Recorded data
↓↓↓

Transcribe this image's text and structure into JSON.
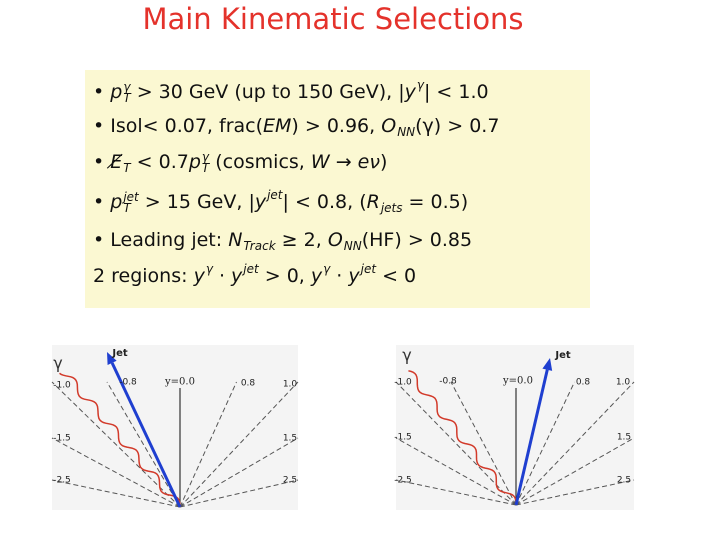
{
  "title": "Main Kinematic Selections",
  "bullets": [
    [
      {
        "it": "p",
        "sup": "γ",
        "sub": "T"
      },
      " > 30 GeV (up to 150 GeV), |",
      {
        "it": "y",
        "sup": "γ"
      },
      "| < 1.0"
    ],
    [
      "Isol< 0.07, frac(",
      {
        "it": "EM"
      },
      ") > 0.96, ",
      {
        "it": "O",
        "sub": "NN"
      },
      "(γ) > 0.7"
    ],
    [
      {
        "it": "E̸",
        "sub": "T"
      },
      " < 0.7",
      {
        "it": "p",
        "sup": "γ",
        "sub": "T"
      },
      " (cosmics, ",
      {
        "it": "W"
      },
      " → ",
      {
        "it": "eν"
      },
      ")"
    ],
    [
      {
        "it": "p",
        "sup": "jet",
        "sub": "T"
      },
      " > 15 GeV, |",
      {
        "it": "y",
        "sup": "jet"
      },
      "| < 0.8, (",
      {
        "it": "R",
        "sub": "jets"
      },
      " = 0.5)"
    ],
    [
      "Leading jet: ",
      {
        "it": "N",
        "sub": "Track"
      },
      " ≥ 2, ",
      {
        "it": "O",
        "sub": "NN"
      },
      "(HF) > 0.85"
    ]
  ],
  "regions": [
    "2 regions: ",
    {
      "it": "y",
      "sup": "γ"
    },
    " · ",
    {
      "it": "y",
      "sup": "jet"
    },
    " > 0, ",
    {
      "it": "y",
      "sup": "γ"
    },
    " · ",
    {
      "it": "y",
      "sup": "jet"
    },
    " < 0"
  ],
  "diagrams": [
    {
      "labels": [
        "γ",
        "Jet",
        "-1.0",
        "-0.8",
        "y=0.0",
        "0.8",
        "1.0",
        "-1.5",
        "1.5",
        "-2.5",
        "2.5"
      ]
    },
    {
      "labels": [
        "γ",
        "Jet",
        "-1.0",
        "-0.8",
        "y=0.0",
        "0.8",
        "1.0",
        "-1.5",
        "1.5",
        "-2.5",
        "2.5"
      ]
    }
  ]
}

↑↑↑

* WHAT YOU HAVE TO DO *
Copy all the entries word for word. Omit any pictures.

* THE REPLY *
Transcribe this image's text and structure into JSON.
{
  "title": "Main Kinematic Selections",
  "bullets": [
    [
      {
        "it": "p",
        "sup": "γ",
        "sub": "T"
      },
      " > 30 GeV (up to 150 GeV), |",
      {
        "it": "y",
        "sup": "γ"
      },
      "| < 1.0"
    ],
    [
      "Isol< 0.07, frac(",
      {
        "it": "EM"
      },
      ") > 0.96, ",
      {
        "it": "O",
        "sub": "NN"
      },
      "(γ) > 0.7"
    ],
    [
      {
        "it": "E̸",
        "sub": "T"
      },
      " < 0.7",
      {
        "it": "p",
        "sup": "γ",
        "sub": "T"
      },
      " (cosmics, ",
      {
        "it": "W"
      },
      " → ",
      {
        "it": "eν"
      },
      ")"
    ],
    [
      {
        "it": "p",
        "sup": "jet",
        "sub": "T"
      },
      " > 15 GeV, |",
      {
        "it": "y",
        "sup": "jet"
      },
      "| < 0.8, (",
      {
        "it": "R",
        "sub": "jets"
      },
      " = 0.5)"
    ],
    [
      "Leading jet: ",
      {
        "it": "N",
        "sub": "Track"
      },
      " ≥ 2, ",
      {
        "it": "O",
        "sub": "NN"
      },
      "(HF) > 0.85"
    ]
  ],
  "regions": [
    "2 regions: ",
    {
      "it": "y",
      "sup": "γ"
    },
    " · ",
    {
      "it": "y",
      "sup": "jet"
    },
    " > 0, ",
    {
      "it": "y",
      "sup": "γ"
    },
    " · ",
    {
      "it": "y",
      "sup": "jet"
    },
    " < 0"
  ],
  "diagrams": [
    {
      "labels": [
        "γ",
        "Jet",
        "-1.0",
        "-0.8",
        "y=0.0",
        "0.8",
        "1.0",
        "-1.5",
        "1.5",
        "-2.5",
        "2.5"
      ]
    },
    {
      "labels": [
        "γ",
        "Jet",
        "-1.0",
        "-0.8",
        "y=0.0",
        "0.8",
        "1.0",
        "-1.5",
        "1.5",
        "-2.5",
        "2.5"
      ]
    }
  ]
}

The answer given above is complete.